Start of DATA TO USE

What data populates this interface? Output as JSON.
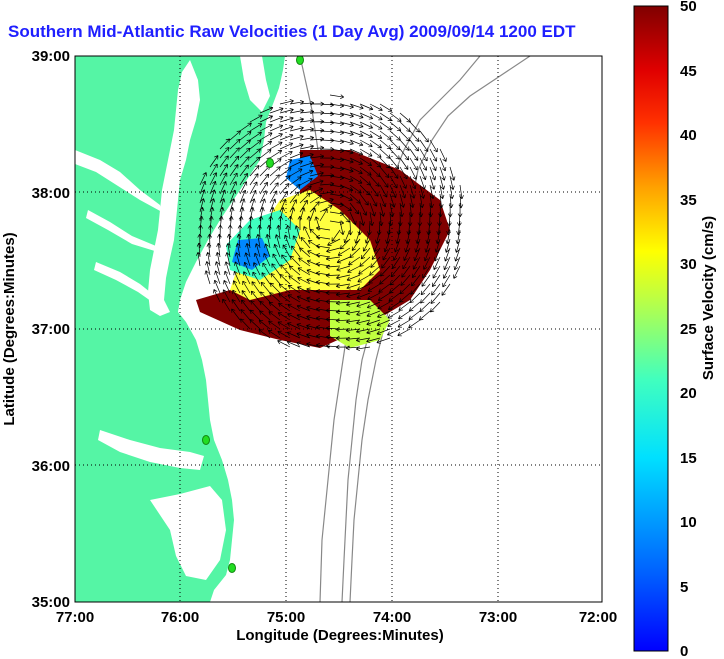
{
  "title": "Southern Mid-Atlantic Raw Velocities (1 Day Avg) 2009/09/14 1200 EDT",
  "map": {
    "xlabel": "Longitude (Degrees:Minutes)",
    "ylabel": "Latitude (Degrees:Minutes)",
    "x_ticks": [
      "77:00",
      "76:00",
      "75:00",
      "74:00",
      "73:00",
      "72:00"
    ],
    "y_ticks": [
      "39:00",
      "38:00",
      "37:00",
      "36:00",
      "35:00"
    ],
    "land_color": "#55f5a5",
    "water_color": "#ffffff",
    "isobath_color": "#888888",
    "station_color": "#22dd22"
  },
  "colorbar": {
    "label": "Surface Velocity (cm/s)",
    "ticks": [
      "50",
      "45",
      "40",
      "35",
      "30",
      "25",
      "20",
      "15",
      "10",
      "5",
      "0"
    ],
    "range": [
      0,
      50
    ],
    "colormap": "jet"
  }
}
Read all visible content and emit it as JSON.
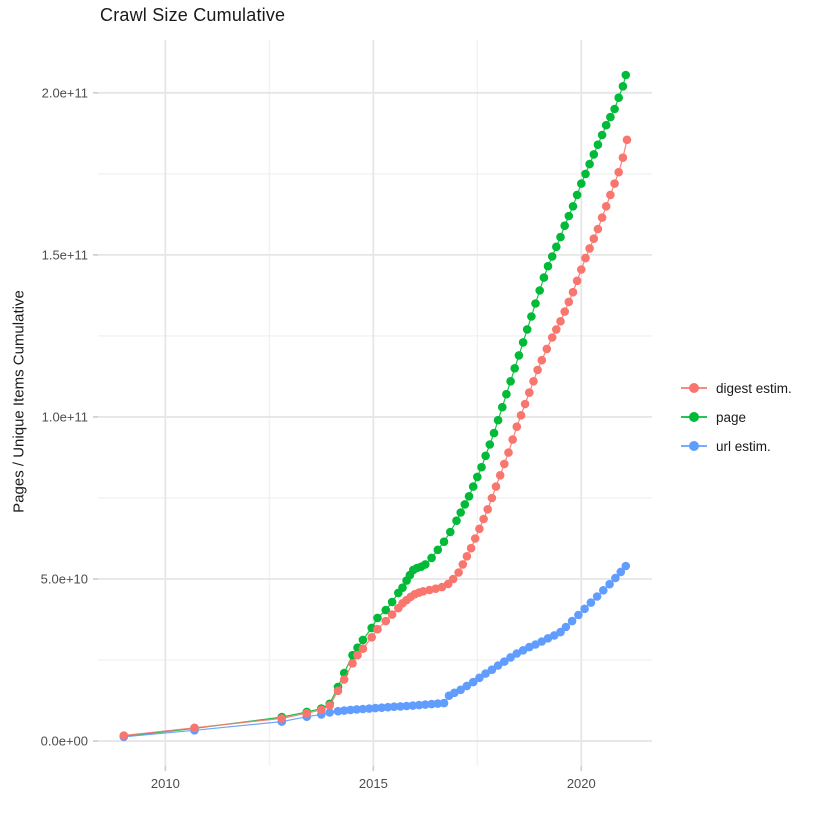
{
  "page": {
    "title": "Crawl Size Cumulative"
  },
  "chart_data": {
    "type": "scatter",
    "title": "Crawl Size Cumulative",
    "xlabel": "",
    "ylabel": "Pages / Unique Items Cumulative",
    "xlim": [
      2008.38,
      2021.7
    ],
    "ylim": [
      -7700000000.0,
      216300000000.0
    ],
    "grid": {
      "major": true,
      "minor": true
    },
    "legend_position": "right",
    "x_axis": {
      "ticks": [
        {
          "value": 2010,
          "label": "2010"
        },
        {
          "value": 2015,
          "label": "2015"
        },
        {
          "value": 2020,
          "label": "2020"
        }
      ],
      "minor_ticks": [
        2012.5,
        2017.5
      ]
    },
    "y_axis": {
      "ticks": [
        {
          "value": 0,
          "label": "0.0e+00"
        },
        {
          "value": 50000000000.0,
          "label": "5.0e+10"
        },
        {
          "value": 100000000000.0,
          "label": "1.0e+11"
        },
        {
          "value": 150000000000.0,
          "label": "1.5e+11"
        },
        {
          "value": 200000000000.0,
          "label": "2.0e+11"
        }
      ],
      "minor_ticks": [
        25000000000.0,
        75000000000.0,
        125000000000.0,
        175000000000.0
      ]
    },
    "series": [
      {
        "name": "digest estim.",
        "color": "#f8766d",
        "draw_order": 3,
        "points": [
          [
            2009.0,
            1700000000.0
          ],
          [
            2010.7,
            4100000000.0
          ],
          [
            2012.8,
            7000000000.0
          ],
          [
            2013.4,
            8600000000.0
          ],
          [
            2013.75,
            9600000000.0
          ],
          [
            2013.95,
            11000000000.0
          ],
          [
            2014.15,
            15500000000.0
          ],
          [
            2014.3,
            19000000000.0
          ],
          [
            2014.5,
            24000000000.0
          ],
          [
            2014.62,
            26500000000.0
          ],
          [
            2014.75,
            28500000000.0
          ],
          [
            2014.96,
            32000000000.0
          ],
          [
            2015.1,
            34500000000.0
          ],
          [
            2015.3,
            37000000000.0
          ],
          [
            2015.45,
            39000000000.0
          ],
          [
            2015.6,
            41000000000.0
          ],
          [
            2015.7,
            42500000000.0
          ],
          [
            2015.8,
            43500000000.0
          ],
          [
            2015.9,
            44500000000.0
          ],
          [
            2016.0,
            45300000000.0
          ],
          [
            2016.1,
            45800000000.0
          ],
          [
            2016.2,
            46200000000.0
          ],
          [
            2016.35,
            46600000000.0
          ],
          [
            2016.5,
            47000000000.0
          ],
          [
            2016.65,
            47500000000.0
          ],
          [
            2016.8,
            48500000000.0
          ],
          [
            2016.92,
            50000000000.0
          ],
          [
            2017.05,
            52000000000.0
          ],
          [
            2017.15,
            54500000000.0
          ],
          [
            2017.25,
            57000000000.0
          ],
          [
            2017.35,
            59500000000.0
          ],
          [
            2017.45,
            62500000000.0
          ],
          [
            2017.55,
            65500000000.0
          ],
          [
            2017.65,
            68500000000.0
          ],
          [
            2017.75,
            71500000000.0
          ],
          [
            2017.85,
            75000000000.0
          ],
          [
            2017.95,
            78500000000.0
          ],
          [
            2018.05,
            82000000000.0
          ],
          [
            2018.15,
            85500000000.0
          ],
          [
            2018.25,
            89000000000.0
          ],
          [
            2018.35,
            93000000000.0
          ],
          [
            2018.45,
            97000000000.0
          ],
          [
            2018.55,
            100500000000.0
          ],
          [
            2018.65,
            104000000000.0
          ],
          [
            2018.75,
            107500000000.0
          ],
          [
            2018.85,
            111000000000.0
          ],
          [
            2018.95,
            114500000000.0
          ],
          [
            2019.05,
            117500000000.0
          ],
          [
            2019.17,
            121000000000.0
          ],
          [
            2019.3,
            124500000000.0
          ],
          [
            2019.4,
            127000000000.0
          ],
          [
            2019.5,
            129500000000.0
          ],
          [
            2019.6,
            132500000000.0
          ],
          [
            2019.7,
            135500000000.0
          ],
          [
            2019.8,
            138500000000.0
          ],
          [
            2019.9,
            142000000000.0
          ],
          [
            2020.0,
            145500000000.0
          ],
          [
            2020.1,
            149000000000.0
          ],
          [
            2020.2,
            152000000000.0
          ],
          [
            2020.3,
            155000000000.0
          ],
          [
            2020.4,
            158000000000.0
          ],
          [
            2020.5,
            161500000000.0
          ],
          [
            2020.6,
            165000000000.0
          ],
          [
            2020.7,
            168500000000.0
          ],
          [
            2020.8,
            172000000000.0
          ],
          [
            2020.9,
            175500000000.0
          ],
          [
            2021.0,
            180000000000.0
          ],
          [
            2021.1,
            185500000000.0
          ]
        ]
      },
      {
        "name": "page",
        "color": "#00ba38",
        "draw_order": 1,
        "points": [
          [
            2009.0,
            1500000000.0
          ],
          [
            2010.7,
            3900000000.0
          ],
          [
            2012.8,
            7400000000.0
          ],
          [
            2013.4,
            9000000000.0
          ],
          [
            2013.75,
            10000000000.0
          ],
          [
            2013.95,
            11500000000.0
          ],
          [
            2014.15,
            16700000000.0
          ],
          [
            2014.3,
            21000000000.0
          ],
          [
            2014.5,
            26500000000.0
          ],
          [
            2014.62,
            28800000000.0
          ],
          [
            2014.75,
            31200000000.0
          ],
          [
            2014.96,
            34900000000.0
          ],
          [
            2015.1,
            38000000000.0
          ],
          [
            2015.3,
            40400000000.0
          ],
          [
            2015.45,
            42900000000.0
          ],
          [
            2015.6,
            45700000000.0
          ],
          [
            2015.7,
            47300000000.0
          ],
          [
            2015.8,
            49500000000.0
          ],
          [
            2015.88,
            51200000000.0
          ],
          [
            2015.96,
            52800000000.0
          ],
          [
            2016.05,
            53400000000.0
          ],
          [
            2016.15,
            53800000000.0
          ],
          [
            2016.25,
            54500000000.0
          ],
          [
            2016.4,
            56500000000.0
          ],
          [
            2016.55,
            59000000000.0
          ],
          [
            2016.7,
            61500000000.0
          ],
          [
            2016.85,
            64500000000.0
          ],
          [
            2017.0,
            68000000000.0
          ],
          [
            2017.1,
            70500000000.0
          ],
          [
            2017.2,
            73000000000.0
          ],
          [
            2017.3,
            75500000000.0
          ],
          [
            2017.4,
            78500000000.0
          ],
          [
            2017.5,
            81500000000.0
          ],
          [
            2017.6,
            84500000000.0
          ],
          [
            2017.7,
            88000000000.0
          ],
          [
            2017.8,
            91500000000.0
          ],
          [
            2017.9,
            95000000000.0
          ],
          [
            2018.0,
            99000000000.0
          ],
          [
            2018.1,
            103000000000.0
          ],
          [
            2018.2,
            107000000000.0
          ],
          [
            2018.3,
            111000000000.0
          ],
          [
            2018.4,
            115000000000.0
          ],
          [
            2018.5,
            119000000000.0
          ],
          [
            2018.6,
            123000000000.0
          ],
          [
            2018.7,
            127000000000.0
          ],
          [
            2018.8,
            131000000000.0
          ],
          [
            2018.9,
            135000000000.0
          ],
          [
            2019.0,
            139000000000.0
          ],
          [
            2019.1,
            143000000000.0
          ],
          [
            2019.2,
            146500000000.0
          ],
          [
            2019.3,
            149500000000.0
          ],
          [
            2019.4,
            152500000000.0
          ],
          [
            2019.5,
            155500000000.0
          ],
          [
            2019.6,
            159000000000.0
          ],
          [
            2019.7,
            162000000000.0
          ],
          [
            2019.8,
            165000000000.0
          ],
          [
            2019.9,
            168500000000.0
          ],
          [
            2020.0,
            172000000000.0
          ],
          [
            2020.1,
            175000000000.0
          ],
          [
            2020.2,
            178000000000.0
          ],
          [
            2020.3,
            181000000000.0
          ],
          [
            2020.4,
            184000000000.0
          ],
          [
            2020.5,
            187000000000.0
          ],
          [
            2020.6,
            190000000000.0
          ],
          [
            2020.7,
            192500000000.0
          ],
          [
            2020.8,
            195000000000.0
          ],
          [
            2020.9,
            198500000000.0
          ],
          [
            2021.0,
            202000000000.0
          ],
          [
            2021.07,
            205500000000.0
          ]
        ]
      },
      {
        "name": "url estim.",
        "color": "#619cff",
        "draw_order": 2,
        "points": [
          [
            2009.0,
            1300000000.0
          ],
          [
            2010.7,
            3300000000.0
          ],
          [
            2012.8,
            6000000000.0
          ],
          [
            2013.4,
            7500000000.0
          ],
          [
            2013.75,
            8200000000.0
          ],
          [
            2013.95,
            8800000000.0
          ],
          [
            2014.15,
            9200000000.0
          ],
          [
            2014.3,
            9400000000.0
          ],
          [
            2014.45,
            9600000000.0
          ],
          [
            2014.6,
            9750000000.0
          ],
          [
            2014.75,
            9900000000.0
          ],
          [
            2014.9,
            10000000000.0
          ],
          [
            2015.05,
            10150000000.0
          ],
          [
            2015.2,
            10300000000.0
          ],
          [
            2015.35,
            10450000000.0
          ],
          [
            2015.5,
            10600000000.0
          ],
          [
            2015.65,
            10700000000.0
          ],
          [
            2015.8,
            10800000000.0
          ],
          [
            2015.95,
            10950000000.0
          ],
          [
            2016.1,
            11100000000.0
          ],
          [
            2016.25,
            11250000000.0
          ],
          [
            2016.4,
            11400000000.0
          ],
          [
            2016.55,
            11550000000.0
          ],
          [
            2016.7,
            11700000000.0
          ],
          [
            2016.82,
            14000000000.0
          ],
          [
            2016.95,
            14900000000.0
          ],
          [
            2017.1,
            15800000000.0
          ],
          [
            2017.25,
            17000000000.0
          ],
          [
            2017.4,
            18200000000.0
          ],
          [
            2017.55,
            19500000000.0
          ],
          [
            2017.7,
            20800000000.0
          ],
          [
            2017.85,
            22000000000.0
          ],
          [
            2018.0,
            23300000000.0
          ],
          [
            2018.15,
            24500000000.0
          ],
          [
            2018.3,
            25800000000.0
          ],
          [
            2018.45,
            27000000000.0
          ],
          [
            2018.6,
            28000000000.0
          ],
          [
            2018.75,
            29000000000.0
          ],
          [
            2018.9,
            29800000000.0
          ],
          [
            2019.05,
            30700000000.0
          ],
          [
            2019.2,
            31700000000.0
          ],
          [
            2019.35,
            32600000000.0
          ],
          [
            2019.5,
            33600000000.0
          ],
          [
            2019.63,
            35200000000.0
          ],
          [
            2019.78,
            37000000000.0
          ],
          [
            2019.93,
            38900000000.0
          ],
          [
            2020.08,
            40800000000.0
          ],
          [
            2020.23,
            42700000000.0
          ],
          [
            2020.38,
            44600000000.0
          ],
          [
            2020.53,
            46500000000.0
          ],
          [
            2020.68,
            48400000000.0
          ],
          [
            2020.82,
            50300000000.0
          ],
          [
            2020.95,
            52200000000.0
          ],
          [
            2021.07,
            54000000000.0
          ]
        ]
      }
    ]
  }
}
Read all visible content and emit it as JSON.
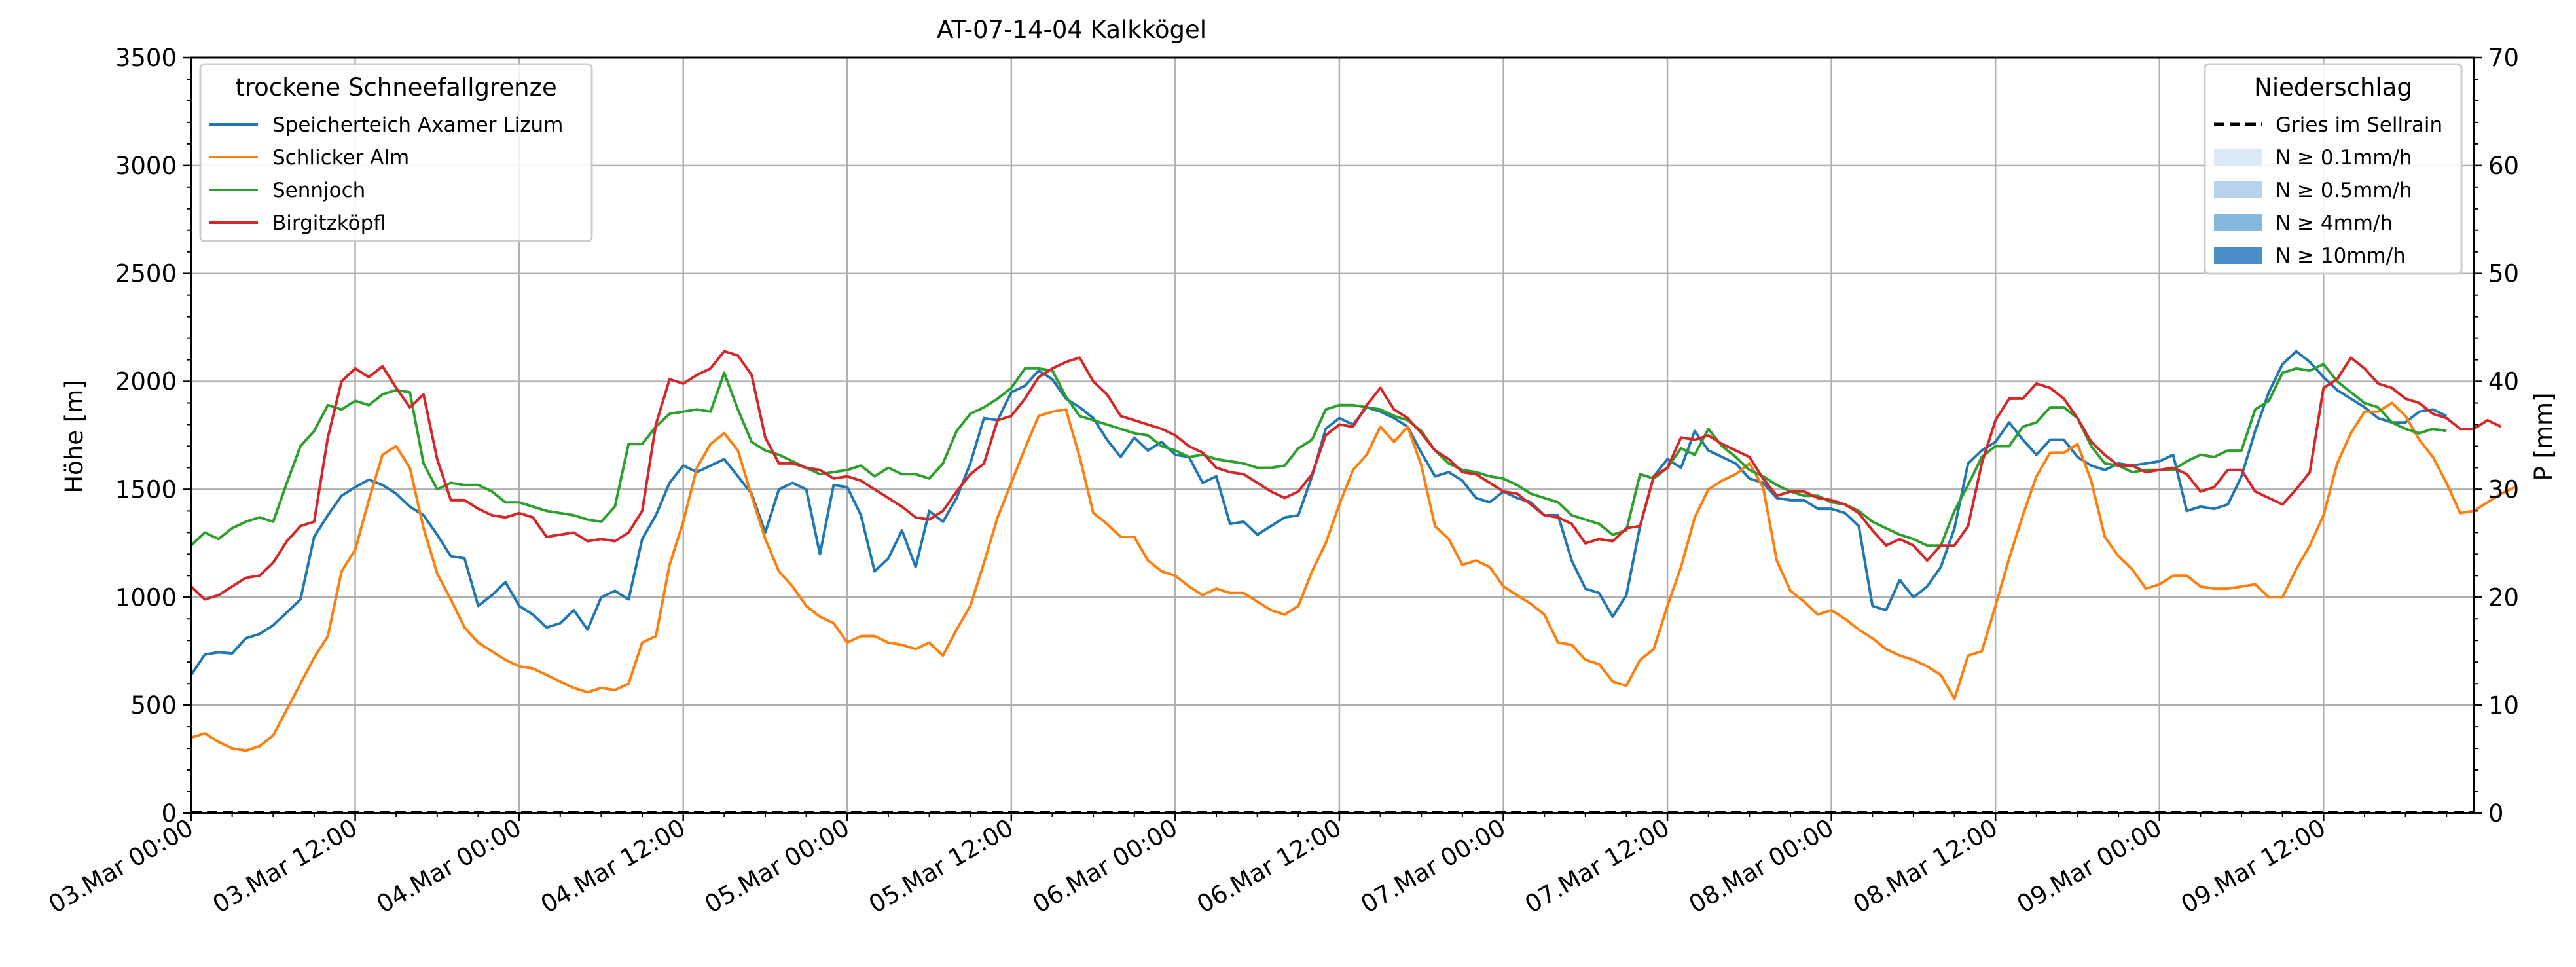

End of DATA TO USE

_WHAT IS EXPECTED_: Which lines hold the word "Cumulative"? Copy each of them from the records.

_RESPONSE TO THE EXERCISE_:
    "title": "Crawl Size Cumulative"
    "title": "Crawl Size Cumulative",
    "ylabel": "Pages / Unique Items Cumulative",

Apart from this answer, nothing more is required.